Requirement: Without the images, output each record below as it stands.

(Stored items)
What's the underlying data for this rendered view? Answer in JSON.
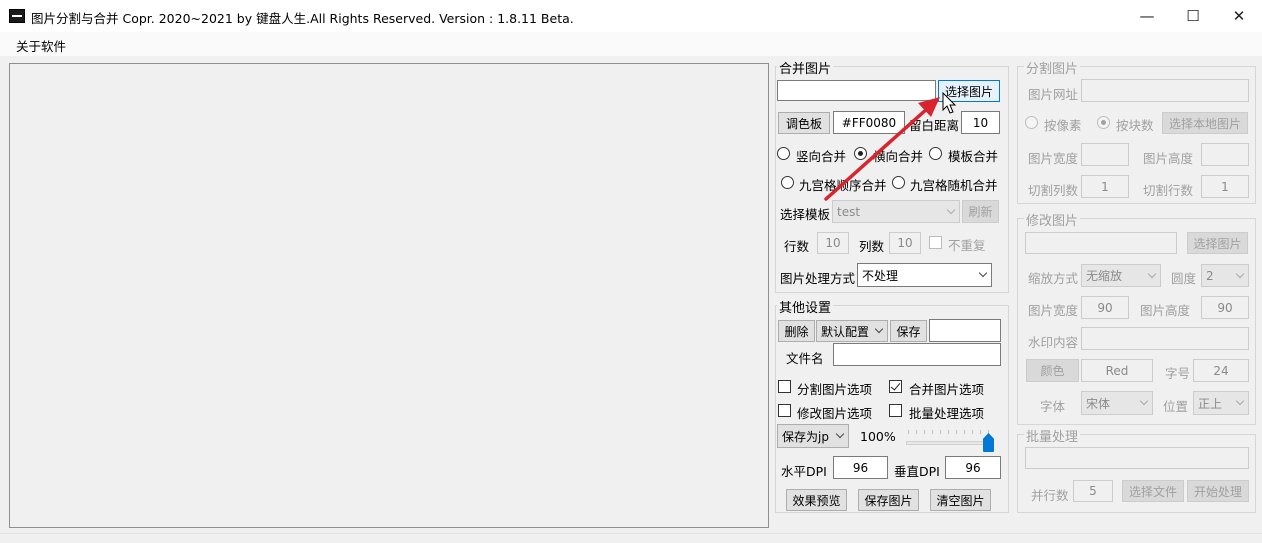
{
  "window": {
    "title": "图片分割与合并    Copr. 2020~2021 by 键盘人生.All Rights Reserved.  Version : 1.8.11 Beta.",
    "minimize_glyph": "—",
    "maximize_glyph": "☐",
    "close_glyph": "✕"
  },
  "menu": {
    "about": "关于软件"
  },
  "merge": {
    "title": "合并图片",
    "path_value": "",
    "select_image": "选择图片",
    "palette": "调色板",
    "color_value": "#FF0080",
    "margin_label": "留白距离",
    "margin_value": "10",
    "vertical": "竖向合并",
    "horizontal": "横向合并",
    "template": "模板合并",
    "grid_seq": "九宫格顺序合并",
    "grid_rand": "九宫格随机合并",
    "select_template_label": "选择模板",
    "template_value": "test",
    "refresh": "刷新",
    "rows_label": "行数",
    "rows_value": "10",
    "cols_label": "列数",
    "cols_value": "10",
    "no_repeat": "不重复",
    "processing_label": "图片处理方式",
    "processing_value": "不处理"
  },
  "other": {
    "title": "其他设置",
    "delete": "删除",
    "config_value": "默认配置",
    "save": "保存",
    "config_name": "",
    "filename_label": "文件名",
    "filename_value": "",
    "split_opt": "分割图片选项",
    "merge_opt": "合并图片选项",
    "modify_opt": "修改图片选项",
    "batch_opt": "批量处理选项",
    "format_value": "保存为jp",
    "quality": "100%",
    "quality_level": 100,
    "hdpi_label": "水平DPI",
    "hdpi_value": "96",
    "vdpi_label": "垂直DPI",
    "vdpi_value": "96",
    "preview": "效果预览",
    "save_image": "保存图片",
    "clear_image": "清空图片"
  },
  "split": {
    "title": "分割图片",
    "url_label": "图片网址",
    "url_value": "",
    "by_pixel": "按像素",
    "by_count": "按块数",
    "select_local": "选择本地图片",
    "width_label": "图片宽度",
    "width_value": "",
    "height_label": "图片高度",
    "height_value": "",
    "cols_label": "切割列数",
    "cols_value": "1",
    "rows_label": "切割行数",
    "rows_value": "1"
  },
  "modify": {
    "title": "修改图片",
    "path_value": "",
    "select_image": "选择图片",
    "scale_label": "缩放方式",
    "scale_value": "无缩放",
    "round_label": "圆度",
    "round_value": "2",
    "width_label": "图片宽度",
    "width_value": "90",
    "height_label": "图片高度",
    "height_value": "90",
    "watermark_label": "水印内容",
    "watermark_value": "",
    "color_btn": "颜色",
    "color_value": "Red",
    "fontsize_label": "字号",
    "fontsize_value": "24",
    "font_label": "字体",
    "font_value": "宋体",
    "position_label": "位置",
    "position_value": "正上"
  },
  "batch": {
    "title": "批量处理",
    "path_value": "",
    "parallel_label": "并行数",
    "parallel_value": "5",
    "select_folder": "选择文件",
    "start_process": "开始处理"
  },
  "colors": {
    "accent": "#0078d7",
    "annotation": "#d9232e",
    "slider": "#0078d7"
  }
}
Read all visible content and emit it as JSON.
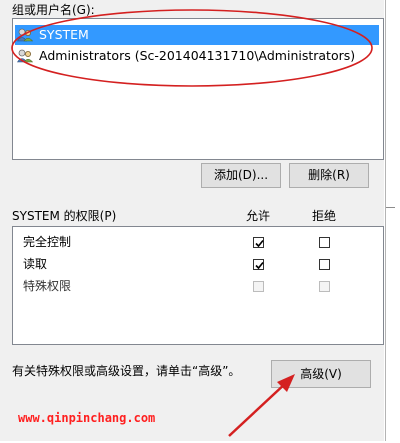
{
  "group_label": "组或用户名(G):",
  "users": [
    {
      "name": "SYSTEM",
      "icon": "user-group-icon",
      "selected": true
    },
    {
      "name": "Administrators (Sc-201404131710\\Administrators)",
      "icon": "user-group-icon",
      "selected": false
    }
  ],
  "buttons": {
    "add": "添加(D)...",
    "remove": "删除(R)",
    "advanced": "高级(V)"
  },
  "permissions": {
    "label": "SYSTEM 的权限(P)",
    "allow_header": "允许",
    "deny_header": "拒绝",
    "rows": [
      {
        "name": "完全控制",
        "allow": "checked",
        "deny": "unchecked"
      },
      {
        "name": "读取",
        "allow": "checked",
        "deny": "unchecked"
      },
      {
        "name": "特殊权限",
        "allow": "disabled",
        "deny": "disabled"
      }
    ]
  },
  "advanced_hint": "有关特殊权限或高级设置，请单击“高级”。",
  "watermark": "www.qinpinchang.com",
  "colors": {
    "selection": "#3399ff",
    "annotation": "#d42020",
    "watermark": "#ff2020"
  }
}
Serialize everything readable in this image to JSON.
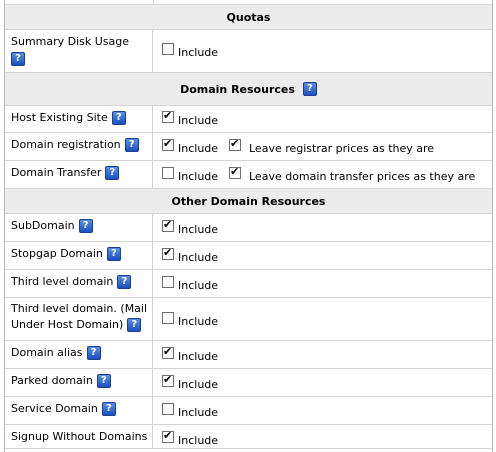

Reply:
What's the underlying data for this rendered view? Answer in JSON.
{
  "window": {
    "title": "图片分割与合并    Copr. 2020~2021 by 键盘人生.All Rights Reserved.  Version : 1.8.11 Beta.",
    "minimize_glyph": "—",
    "maximize_glyph": "☐",
    "close_glyph": "✕"
  },
  "menu": {
    "about": "关于软件"
  },
  "merge": {
    "title": "合并图片",
    "path_value": "",
    "select_image": "选择图片",
    "palette": "调色板",
    "color_value": "#FF0080",
    "margin_label": "留白距离",
    "margin_value": "10",
    "vertical": "竖向合并",
    "horizontal": "横向合并",
    "template": "模板合并",
    "grid_seq": "九宫格顺序合并",
    "grid_rand": "九宫格随机合并",
    "select_template_label": "选择模板",
    "template_value": "test",
    "refresh": "刷新",
    "rows_label": "行数",
    "rows_value": "10",
    "cols_label": "列数",
    "cols_value": "10",
    "no_repeat": "不重复",
    "processing_label": "图片处理方式",
    "processing_value": "不处理"
  },
  "other": {
    "title": "其他设置",
    "delete": "删除",
    "config_value": "默认配置",
    "save": "保存",
    "config_name": "",
    "filename_label": "文件名",
    "filename_value": "",
    "split_opt": "分割图片选项",
    "merge_opt": "合并图片选项",
    "modify_opt": "修改图片选项",
    "batch_opt": "批量处理选项",
    "format_value": "保存为jp",
    "quality": "100%",
    "quality_level": 100,
    "hdpi_label": "水平DPI",
    "hdpi_value": "96",
    "vdpi_label": "垂直DPI",
    "vdpi_value": "96",
    "preview": "效果预览",
    "save_image": "保存图片",
    "clear_image": "清空图片"
  },
  "split": {
    "title": "分割图片",
    "url_label": "图片网址",
    "url_value": "",
    "by_pixel": "按像素",
    "by_count": "按块数",
    "select_local": "选择本地图片",
    "width_label": "图片宽度",
    "width_value": "",
    "height_label": "图片高度",
    "height_value": "",
    "cols_label": "切割列数",
    "cols_value": "1",
    "rows_label": "切割行数",
    "rows_value": "1"
  },
  "modify": {
    "title": "修改图片",
    "path_value": "",
    "select_image": "选择图片",
    "scale_label": "缩放方式",
    "scale_value": "无缩放",
    "round_label": "圆度",
    "round_value": "2",
    "width_label": "图片宽度",
    "width_value": "90",
    "height_label": "图片高度",
    "height_value": "90",
    "watermark_label": "水印内容",
    "watermark_value": "",
    "color_btn": "颜色",
    "color_value": "Red",
    "fontsize_label": "字号",
    "fontsize_value": "24",
    "font_label": "字体",
    "font_value": "宋体",
    "position_label": "位置",
    "position_value": "正上"
  },
  "batch": {
    "title": "批量处理",
    "path_value": "",
    "parallel_label": "并行数",
    "parallel_value": "5",
    "select_folder": "选择文件",
    "start_process": "开始处理"
  },
  "colors": {
    "accent": "#0078d7",
    "annotation": "#d9232e",
    "slider": "#0078d7"
  }
}
Read all visible content and emit it as JSON.
{
  "group_label": "组或用户名(G):",
  "users": [
    {
      "name": "SYSTEM",
      "icon": "user-group-icon",
      "selected": true
    },
    {
      "name": "Administrators (Sc-201404131710\\Administrators)",
      "icon": "user-group-icon",
      "selected": false
    }
  ],
  "buttons": {
    "add": "添加(D)...",
    "remove": "删除(R)",
    "advanced": "高级(V)"
  },
  "permissions": {
    "label": "SYSTEM 的权限(P)",
    "allow_header": "允许",
    "deny_header": "拒绝",
    "rows": [
      {
        "name": "完全控制",
        "allow": "checked",
        "deny": "unchecked"
      },
      {
        "name": "读取",
        "allow": "checked",
        "deny": "unchecked"
      },
      {
        "name": "特殊权限",
        "allow": "disabled",
        "deny": "disabled"
      }
    ]
  },
  "advanced_hint": "有关特殊权限或高级设置，请单击“高级”。",
  "watermark": "www.qinpinchang.com",
  "colors": {
    "selection": "#3399ff",
    "annotation": "#d42020",
    "watermark": "#ff2020"
  }
}
Serialize everything readable in this image to JSON.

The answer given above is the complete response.